_Given exercise_
Identify and copy all lines of the material where the string "JSON" is found.

Items listed in a dataset
begin

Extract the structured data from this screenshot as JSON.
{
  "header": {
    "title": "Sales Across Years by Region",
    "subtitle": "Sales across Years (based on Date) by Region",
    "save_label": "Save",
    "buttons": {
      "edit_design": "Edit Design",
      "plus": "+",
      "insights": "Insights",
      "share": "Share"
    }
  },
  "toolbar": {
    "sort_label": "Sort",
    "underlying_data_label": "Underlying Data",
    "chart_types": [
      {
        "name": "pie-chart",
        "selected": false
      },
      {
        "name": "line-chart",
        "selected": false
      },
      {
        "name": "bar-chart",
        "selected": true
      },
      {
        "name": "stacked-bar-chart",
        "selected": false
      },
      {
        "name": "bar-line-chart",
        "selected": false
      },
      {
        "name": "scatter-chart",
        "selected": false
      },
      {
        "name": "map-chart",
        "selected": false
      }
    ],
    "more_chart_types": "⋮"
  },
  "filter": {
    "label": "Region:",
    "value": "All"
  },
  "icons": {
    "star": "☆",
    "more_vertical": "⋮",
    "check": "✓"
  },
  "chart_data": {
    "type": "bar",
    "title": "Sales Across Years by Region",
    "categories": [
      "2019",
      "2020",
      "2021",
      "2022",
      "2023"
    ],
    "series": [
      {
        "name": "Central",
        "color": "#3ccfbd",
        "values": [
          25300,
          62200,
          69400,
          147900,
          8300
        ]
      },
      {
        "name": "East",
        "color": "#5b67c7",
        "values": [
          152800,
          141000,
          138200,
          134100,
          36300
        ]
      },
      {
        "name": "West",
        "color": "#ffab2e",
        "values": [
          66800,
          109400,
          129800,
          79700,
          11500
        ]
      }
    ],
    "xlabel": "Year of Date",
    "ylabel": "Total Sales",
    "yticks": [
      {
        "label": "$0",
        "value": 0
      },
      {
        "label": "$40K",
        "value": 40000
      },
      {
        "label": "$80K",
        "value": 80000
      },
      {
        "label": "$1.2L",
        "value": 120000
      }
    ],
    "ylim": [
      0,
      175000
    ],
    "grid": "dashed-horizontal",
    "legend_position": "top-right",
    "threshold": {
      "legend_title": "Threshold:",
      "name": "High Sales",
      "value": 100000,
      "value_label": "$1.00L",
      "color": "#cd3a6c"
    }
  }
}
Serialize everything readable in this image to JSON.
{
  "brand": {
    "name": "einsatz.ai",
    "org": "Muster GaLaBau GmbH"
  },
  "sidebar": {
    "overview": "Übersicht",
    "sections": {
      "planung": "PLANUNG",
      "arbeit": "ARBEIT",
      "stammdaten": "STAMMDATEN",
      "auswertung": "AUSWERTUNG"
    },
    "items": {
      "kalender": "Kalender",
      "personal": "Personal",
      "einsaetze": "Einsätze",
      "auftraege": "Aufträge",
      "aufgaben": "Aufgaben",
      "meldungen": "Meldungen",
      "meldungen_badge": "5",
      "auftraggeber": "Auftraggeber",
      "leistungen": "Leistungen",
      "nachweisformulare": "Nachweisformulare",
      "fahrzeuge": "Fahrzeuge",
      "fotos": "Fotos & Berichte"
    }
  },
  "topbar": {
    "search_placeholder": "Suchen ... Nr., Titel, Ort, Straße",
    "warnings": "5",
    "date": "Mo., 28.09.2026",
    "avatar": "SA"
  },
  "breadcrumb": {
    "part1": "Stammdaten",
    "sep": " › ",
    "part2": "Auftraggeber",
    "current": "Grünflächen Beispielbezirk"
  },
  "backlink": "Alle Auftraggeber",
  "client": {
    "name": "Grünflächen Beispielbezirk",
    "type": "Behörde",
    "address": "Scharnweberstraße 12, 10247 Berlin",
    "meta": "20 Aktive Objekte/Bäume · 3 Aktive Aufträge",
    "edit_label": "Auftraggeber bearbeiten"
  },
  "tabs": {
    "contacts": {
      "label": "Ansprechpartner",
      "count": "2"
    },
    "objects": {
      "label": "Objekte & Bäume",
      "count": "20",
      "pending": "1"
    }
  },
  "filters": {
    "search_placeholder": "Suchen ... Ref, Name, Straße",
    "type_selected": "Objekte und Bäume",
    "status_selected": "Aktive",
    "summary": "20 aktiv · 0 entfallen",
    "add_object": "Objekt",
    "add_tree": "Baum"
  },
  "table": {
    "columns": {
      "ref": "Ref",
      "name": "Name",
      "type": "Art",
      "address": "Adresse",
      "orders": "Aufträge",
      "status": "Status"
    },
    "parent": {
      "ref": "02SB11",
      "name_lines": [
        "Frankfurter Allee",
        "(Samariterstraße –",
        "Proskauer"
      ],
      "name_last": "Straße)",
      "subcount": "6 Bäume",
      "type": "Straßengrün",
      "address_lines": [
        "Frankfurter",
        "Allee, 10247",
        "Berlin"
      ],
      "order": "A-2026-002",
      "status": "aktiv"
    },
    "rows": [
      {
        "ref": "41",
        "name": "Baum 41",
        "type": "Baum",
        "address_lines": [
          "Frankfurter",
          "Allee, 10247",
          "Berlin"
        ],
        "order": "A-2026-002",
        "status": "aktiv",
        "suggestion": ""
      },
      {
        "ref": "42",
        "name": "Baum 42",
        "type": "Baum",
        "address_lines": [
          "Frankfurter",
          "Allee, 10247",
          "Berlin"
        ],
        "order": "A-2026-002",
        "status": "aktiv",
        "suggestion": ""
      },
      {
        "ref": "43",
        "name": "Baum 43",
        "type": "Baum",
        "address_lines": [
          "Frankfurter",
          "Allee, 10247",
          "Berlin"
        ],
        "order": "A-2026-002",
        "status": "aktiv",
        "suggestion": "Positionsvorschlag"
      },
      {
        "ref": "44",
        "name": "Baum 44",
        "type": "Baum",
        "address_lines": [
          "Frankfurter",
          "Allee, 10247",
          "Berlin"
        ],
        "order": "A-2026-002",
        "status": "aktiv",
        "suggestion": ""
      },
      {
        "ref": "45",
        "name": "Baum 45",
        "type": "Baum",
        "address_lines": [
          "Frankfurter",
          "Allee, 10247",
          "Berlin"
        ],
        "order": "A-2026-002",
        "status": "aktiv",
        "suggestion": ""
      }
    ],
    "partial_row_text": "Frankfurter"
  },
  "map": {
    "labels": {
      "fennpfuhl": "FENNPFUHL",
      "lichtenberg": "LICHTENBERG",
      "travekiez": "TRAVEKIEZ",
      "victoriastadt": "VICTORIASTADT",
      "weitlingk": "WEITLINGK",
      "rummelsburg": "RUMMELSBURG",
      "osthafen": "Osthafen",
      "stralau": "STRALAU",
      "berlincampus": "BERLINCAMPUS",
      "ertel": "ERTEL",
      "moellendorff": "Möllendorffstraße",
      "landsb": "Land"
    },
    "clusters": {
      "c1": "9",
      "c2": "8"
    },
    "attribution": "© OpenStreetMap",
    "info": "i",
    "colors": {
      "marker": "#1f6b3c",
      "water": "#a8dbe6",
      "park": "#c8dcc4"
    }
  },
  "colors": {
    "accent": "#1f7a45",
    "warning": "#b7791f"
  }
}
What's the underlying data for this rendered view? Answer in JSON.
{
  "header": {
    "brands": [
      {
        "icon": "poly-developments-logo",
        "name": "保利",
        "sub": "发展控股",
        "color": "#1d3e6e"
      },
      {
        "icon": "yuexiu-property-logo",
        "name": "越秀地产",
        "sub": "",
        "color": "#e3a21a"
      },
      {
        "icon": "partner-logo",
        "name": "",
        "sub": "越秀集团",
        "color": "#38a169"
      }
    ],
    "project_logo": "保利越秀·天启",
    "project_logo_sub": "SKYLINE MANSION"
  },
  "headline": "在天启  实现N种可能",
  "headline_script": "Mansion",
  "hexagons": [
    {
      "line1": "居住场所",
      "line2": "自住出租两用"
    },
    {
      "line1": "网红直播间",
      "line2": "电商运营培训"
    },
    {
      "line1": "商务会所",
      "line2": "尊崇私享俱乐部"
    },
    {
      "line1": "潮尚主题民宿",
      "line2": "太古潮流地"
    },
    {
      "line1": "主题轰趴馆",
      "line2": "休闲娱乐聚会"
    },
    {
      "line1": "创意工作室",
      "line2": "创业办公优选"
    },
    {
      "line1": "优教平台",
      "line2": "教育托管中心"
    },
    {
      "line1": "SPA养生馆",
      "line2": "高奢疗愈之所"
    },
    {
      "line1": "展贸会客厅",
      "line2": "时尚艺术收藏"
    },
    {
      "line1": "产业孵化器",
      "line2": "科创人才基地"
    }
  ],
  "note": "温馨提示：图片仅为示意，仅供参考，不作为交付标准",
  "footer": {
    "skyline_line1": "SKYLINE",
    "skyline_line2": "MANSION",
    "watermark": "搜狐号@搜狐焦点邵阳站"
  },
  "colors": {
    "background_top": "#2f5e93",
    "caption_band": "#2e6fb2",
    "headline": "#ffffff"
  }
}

end

_Response to this exercise_
Extract the structured data from this screenshot as JSON.
Serialize everything readable in this image to JSON.
What's the underlying data for this rendered view? Answer in JSON.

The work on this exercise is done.